Dataset rows about figures:
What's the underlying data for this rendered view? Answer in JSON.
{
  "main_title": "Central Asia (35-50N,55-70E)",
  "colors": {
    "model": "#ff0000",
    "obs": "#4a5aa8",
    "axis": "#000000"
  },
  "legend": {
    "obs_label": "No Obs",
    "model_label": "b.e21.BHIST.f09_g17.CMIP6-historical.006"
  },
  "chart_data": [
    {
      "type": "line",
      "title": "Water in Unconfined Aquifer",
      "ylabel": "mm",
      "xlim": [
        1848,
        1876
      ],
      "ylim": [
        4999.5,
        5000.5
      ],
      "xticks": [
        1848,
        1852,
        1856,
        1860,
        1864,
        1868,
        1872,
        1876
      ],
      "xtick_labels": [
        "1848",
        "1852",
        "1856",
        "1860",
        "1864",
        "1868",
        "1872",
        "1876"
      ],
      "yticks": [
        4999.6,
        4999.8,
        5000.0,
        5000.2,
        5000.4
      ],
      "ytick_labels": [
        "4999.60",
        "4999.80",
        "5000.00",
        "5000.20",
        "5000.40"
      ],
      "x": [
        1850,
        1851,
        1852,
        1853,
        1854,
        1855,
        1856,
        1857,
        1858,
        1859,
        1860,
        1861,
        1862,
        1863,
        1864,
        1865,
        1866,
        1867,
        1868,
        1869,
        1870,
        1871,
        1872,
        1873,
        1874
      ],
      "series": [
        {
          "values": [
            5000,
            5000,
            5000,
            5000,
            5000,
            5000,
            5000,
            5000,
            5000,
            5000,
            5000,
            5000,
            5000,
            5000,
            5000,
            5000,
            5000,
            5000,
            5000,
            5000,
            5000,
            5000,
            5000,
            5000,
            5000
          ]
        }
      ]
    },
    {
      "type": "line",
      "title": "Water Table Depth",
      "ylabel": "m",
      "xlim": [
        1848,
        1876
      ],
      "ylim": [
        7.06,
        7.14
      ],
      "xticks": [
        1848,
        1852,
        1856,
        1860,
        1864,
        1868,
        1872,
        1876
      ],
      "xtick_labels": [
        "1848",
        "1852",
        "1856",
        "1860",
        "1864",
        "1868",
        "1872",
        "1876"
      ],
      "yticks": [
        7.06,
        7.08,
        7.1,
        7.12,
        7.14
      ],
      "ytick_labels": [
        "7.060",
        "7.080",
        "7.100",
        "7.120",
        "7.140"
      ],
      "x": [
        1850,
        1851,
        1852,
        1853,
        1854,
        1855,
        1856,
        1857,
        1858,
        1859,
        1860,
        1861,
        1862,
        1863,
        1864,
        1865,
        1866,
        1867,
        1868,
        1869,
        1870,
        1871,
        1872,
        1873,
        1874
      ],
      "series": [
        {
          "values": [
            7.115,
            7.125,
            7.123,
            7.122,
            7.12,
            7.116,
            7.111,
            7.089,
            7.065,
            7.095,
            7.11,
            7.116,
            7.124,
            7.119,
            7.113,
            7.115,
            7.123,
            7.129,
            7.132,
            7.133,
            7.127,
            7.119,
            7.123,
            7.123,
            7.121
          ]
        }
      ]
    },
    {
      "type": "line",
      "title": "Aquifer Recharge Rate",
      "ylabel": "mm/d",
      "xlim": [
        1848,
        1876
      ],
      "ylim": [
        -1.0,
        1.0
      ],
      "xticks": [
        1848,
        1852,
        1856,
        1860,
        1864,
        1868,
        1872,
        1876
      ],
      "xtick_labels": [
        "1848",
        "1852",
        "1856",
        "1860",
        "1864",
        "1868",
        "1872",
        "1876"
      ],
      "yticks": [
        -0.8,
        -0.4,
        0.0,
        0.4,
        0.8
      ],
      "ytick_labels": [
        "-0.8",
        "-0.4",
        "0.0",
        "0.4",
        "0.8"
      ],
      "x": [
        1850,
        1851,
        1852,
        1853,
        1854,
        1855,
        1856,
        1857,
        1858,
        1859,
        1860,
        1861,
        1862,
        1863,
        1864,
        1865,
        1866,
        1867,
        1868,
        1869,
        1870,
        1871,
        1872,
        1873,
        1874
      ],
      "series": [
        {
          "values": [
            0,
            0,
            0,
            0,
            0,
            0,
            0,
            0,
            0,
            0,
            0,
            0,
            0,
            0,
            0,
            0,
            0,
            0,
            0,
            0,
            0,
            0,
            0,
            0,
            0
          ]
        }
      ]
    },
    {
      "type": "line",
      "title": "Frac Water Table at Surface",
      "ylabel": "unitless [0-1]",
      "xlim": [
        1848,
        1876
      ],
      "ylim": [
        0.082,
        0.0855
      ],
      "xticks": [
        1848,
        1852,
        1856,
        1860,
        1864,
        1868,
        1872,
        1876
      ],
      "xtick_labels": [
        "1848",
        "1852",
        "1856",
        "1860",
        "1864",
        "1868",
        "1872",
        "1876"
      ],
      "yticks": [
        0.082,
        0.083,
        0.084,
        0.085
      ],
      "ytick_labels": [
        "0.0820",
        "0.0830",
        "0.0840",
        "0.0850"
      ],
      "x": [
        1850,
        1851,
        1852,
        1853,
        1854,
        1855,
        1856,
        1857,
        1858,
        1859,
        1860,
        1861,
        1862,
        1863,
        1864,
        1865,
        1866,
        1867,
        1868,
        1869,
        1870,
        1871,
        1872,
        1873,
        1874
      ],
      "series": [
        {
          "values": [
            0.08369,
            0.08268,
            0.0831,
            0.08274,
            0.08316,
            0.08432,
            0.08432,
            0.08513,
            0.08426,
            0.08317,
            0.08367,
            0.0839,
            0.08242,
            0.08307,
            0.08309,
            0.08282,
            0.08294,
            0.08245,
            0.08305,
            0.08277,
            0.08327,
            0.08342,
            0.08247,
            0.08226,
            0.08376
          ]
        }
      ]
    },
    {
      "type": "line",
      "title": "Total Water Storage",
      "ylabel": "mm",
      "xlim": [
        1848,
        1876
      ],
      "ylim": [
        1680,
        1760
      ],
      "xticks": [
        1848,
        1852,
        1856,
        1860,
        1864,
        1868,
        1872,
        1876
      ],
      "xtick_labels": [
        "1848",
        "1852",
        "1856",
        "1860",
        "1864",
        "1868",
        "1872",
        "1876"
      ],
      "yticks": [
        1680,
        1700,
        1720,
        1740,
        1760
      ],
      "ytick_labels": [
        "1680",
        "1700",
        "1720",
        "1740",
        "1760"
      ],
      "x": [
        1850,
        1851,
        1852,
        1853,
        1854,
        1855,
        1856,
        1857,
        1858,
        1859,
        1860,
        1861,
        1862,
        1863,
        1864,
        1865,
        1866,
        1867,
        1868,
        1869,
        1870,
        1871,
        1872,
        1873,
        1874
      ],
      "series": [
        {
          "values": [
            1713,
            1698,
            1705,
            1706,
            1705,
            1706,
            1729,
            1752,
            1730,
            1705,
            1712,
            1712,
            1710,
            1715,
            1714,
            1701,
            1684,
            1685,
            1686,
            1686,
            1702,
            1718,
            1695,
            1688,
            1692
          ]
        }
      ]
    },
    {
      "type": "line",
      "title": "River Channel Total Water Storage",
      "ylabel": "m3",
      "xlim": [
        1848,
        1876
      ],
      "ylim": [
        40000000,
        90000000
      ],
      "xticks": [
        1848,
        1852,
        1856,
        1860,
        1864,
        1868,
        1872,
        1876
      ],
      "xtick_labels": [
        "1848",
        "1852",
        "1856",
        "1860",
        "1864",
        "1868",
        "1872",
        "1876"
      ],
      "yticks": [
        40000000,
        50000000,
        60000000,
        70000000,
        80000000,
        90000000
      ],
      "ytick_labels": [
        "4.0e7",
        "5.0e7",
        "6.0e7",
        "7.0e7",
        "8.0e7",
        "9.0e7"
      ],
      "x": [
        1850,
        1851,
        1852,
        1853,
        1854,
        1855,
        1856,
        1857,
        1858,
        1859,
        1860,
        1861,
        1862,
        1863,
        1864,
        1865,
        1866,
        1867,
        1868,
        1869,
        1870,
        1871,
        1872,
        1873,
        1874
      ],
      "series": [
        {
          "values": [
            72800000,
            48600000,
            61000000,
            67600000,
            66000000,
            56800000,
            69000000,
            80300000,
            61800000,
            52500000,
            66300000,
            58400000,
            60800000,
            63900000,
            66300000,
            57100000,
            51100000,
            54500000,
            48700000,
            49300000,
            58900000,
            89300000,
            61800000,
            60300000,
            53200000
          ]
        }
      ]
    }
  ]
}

#### [WHAT YOU SHOULD DO]
Go through the preceding material and copy each line that has the word "Aquifer".

#### [OUTPUT]
      "title": "Water in Unconfined Aquifer",
      "title": "Aquifer Recharge Rate",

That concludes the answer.